**Material provided**
·····

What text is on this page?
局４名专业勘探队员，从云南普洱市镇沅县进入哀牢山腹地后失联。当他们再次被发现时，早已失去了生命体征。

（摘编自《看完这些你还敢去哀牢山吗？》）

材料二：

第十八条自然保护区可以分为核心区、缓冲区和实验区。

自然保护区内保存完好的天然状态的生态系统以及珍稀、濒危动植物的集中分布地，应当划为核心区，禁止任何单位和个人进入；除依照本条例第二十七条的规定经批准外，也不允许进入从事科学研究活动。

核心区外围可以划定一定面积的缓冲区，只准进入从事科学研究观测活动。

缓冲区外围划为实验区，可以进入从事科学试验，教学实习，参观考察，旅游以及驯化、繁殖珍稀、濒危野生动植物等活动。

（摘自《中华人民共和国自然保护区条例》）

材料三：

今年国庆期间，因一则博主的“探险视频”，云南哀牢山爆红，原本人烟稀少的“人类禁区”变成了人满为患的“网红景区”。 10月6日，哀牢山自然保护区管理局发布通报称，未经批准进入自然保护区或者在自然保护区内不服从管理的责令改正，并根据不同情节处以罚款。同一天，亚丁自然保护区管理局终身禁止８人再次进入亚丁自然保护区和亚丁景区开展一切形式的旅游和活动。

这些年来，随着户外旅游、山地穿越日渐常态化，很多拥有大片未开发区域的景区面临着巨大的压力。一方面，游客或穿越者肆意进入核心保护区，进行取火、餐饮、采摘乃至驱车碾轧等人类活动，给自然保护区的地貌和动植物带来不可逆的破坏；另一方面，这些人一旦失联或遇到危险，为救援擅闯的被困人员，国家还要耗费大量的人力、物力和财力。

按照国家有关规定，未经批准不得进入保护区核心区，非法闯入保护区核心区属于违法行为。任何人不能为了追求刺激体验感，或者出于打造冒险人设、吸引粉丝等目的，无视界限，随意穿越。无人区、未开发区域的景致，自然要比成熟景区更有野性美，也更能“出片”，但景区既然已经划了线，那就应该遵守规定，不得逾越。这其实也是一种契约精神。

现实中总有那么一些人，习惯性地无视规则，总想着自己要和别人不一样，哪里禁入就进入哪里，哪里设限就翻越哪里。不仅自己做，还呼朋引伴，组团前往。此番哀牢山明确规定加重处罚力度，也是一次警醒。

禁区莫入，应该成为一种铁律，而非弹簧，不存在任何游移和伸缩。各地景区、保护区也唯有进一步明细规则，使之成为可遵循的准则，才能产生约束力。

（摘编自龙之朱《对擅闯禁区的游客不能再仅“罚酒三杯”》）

·····

**Aim of the exercise**
Extract all of the data above without altering anything.

**Task answer**
What text is on this page?
局４名专业勘探队员，从云南普洱市镇沅县进入哀牢山腹地后失联。当他们再次被发现时，早已失去了生命体征。

（摘编自《看完这些你还敢去哀牢山吗？》）

材料二：

第十八条自然保护区可以分为核心区、缓冲区和实验区。

自然保护区内保存完好的天然状态的生态系统以及珍稀、濒危动植物的集中分布地，应当划为核心区，禁止任何单位和个人进入；除依照本条例第二十七条的规定经批准外，也不允许进入从事科学研究活动。

核心区外围可以划定一定面积的缓冲区，只准进入从事科学研究观测活动。

缓冲区外围划为实验区，可以进入从事科学试验，教学实习，参观考察，旅游以及驯化、繁殖珍稀、濒危野生动植物等活动。

（摘自《中华人民共和国自然保护区条例》）

材料三：

今年国庆期间，因一则博主的“探险视频”，云南哀牢山爆红，原本人烟稀少的“人类禁区”变成了人满为患的“网红景区”。 10月6日，哀牢山自然保护区管理局发布通报称，未经批准进入自然保护区或者在自然保护区内不服从管理的责令改正，并根据不同情节处以罚款。同一天，亚丁自然保护区管理局终身禁止８人再次进入亚丁自然保护区和亚丁景区开展一切形式的旅游和活动。

这些年来，随着户外旅游、山地穿越日渐常态化，很多拥有大片未开发区域的景区面临着巨大的压力。一方面，游客或穿越者肆意进入核心保护区，进行取火、餐饮、采摘乃至驱车碾轧等人类活动，给自然保护区的地貌和动植物带来不可逆的破坏；另一方面，这些人一旦失联或遇到危险，为救援擅闯的被困人员，国家还要耗费大量的人力、物力和财力。

按照国家有关规定，未经批准不得进入保护区核心区，非法闯入保护区核心区属于违法行为。任何人不能为了追求刺激体验感，或者出于打造冒险人设、吸引粉丝等目的，无视界限，随意穿越。无人区、未开发区域的景致，自然要比成熟景区更有野性美，也更能“出片”，但景区既然已经划了线，那就应该遵守规定，不得逾越。这其实也是一种契约精神。

现实中总有那么一些人，习惯性地无视规则，总想着自己要和别人不一样，哪里禁入就进入哪里，哪里设限就翻越哪里。不仅自己做，还呼朋引伴，组团前往。此番哀牢山明确规定加重处罚力度，也是一次警醒。

禁区莫入，应该成为一种铁律，而非弹簧，不存在任何游移和伸缩。各地景区、保护区也唯有进一步明细规则，使之成为可遵循的准则，才能产生约束力。

（摘编自龙之朱《对擅闯禁区的游客不能再仅“罚酒三杯”》）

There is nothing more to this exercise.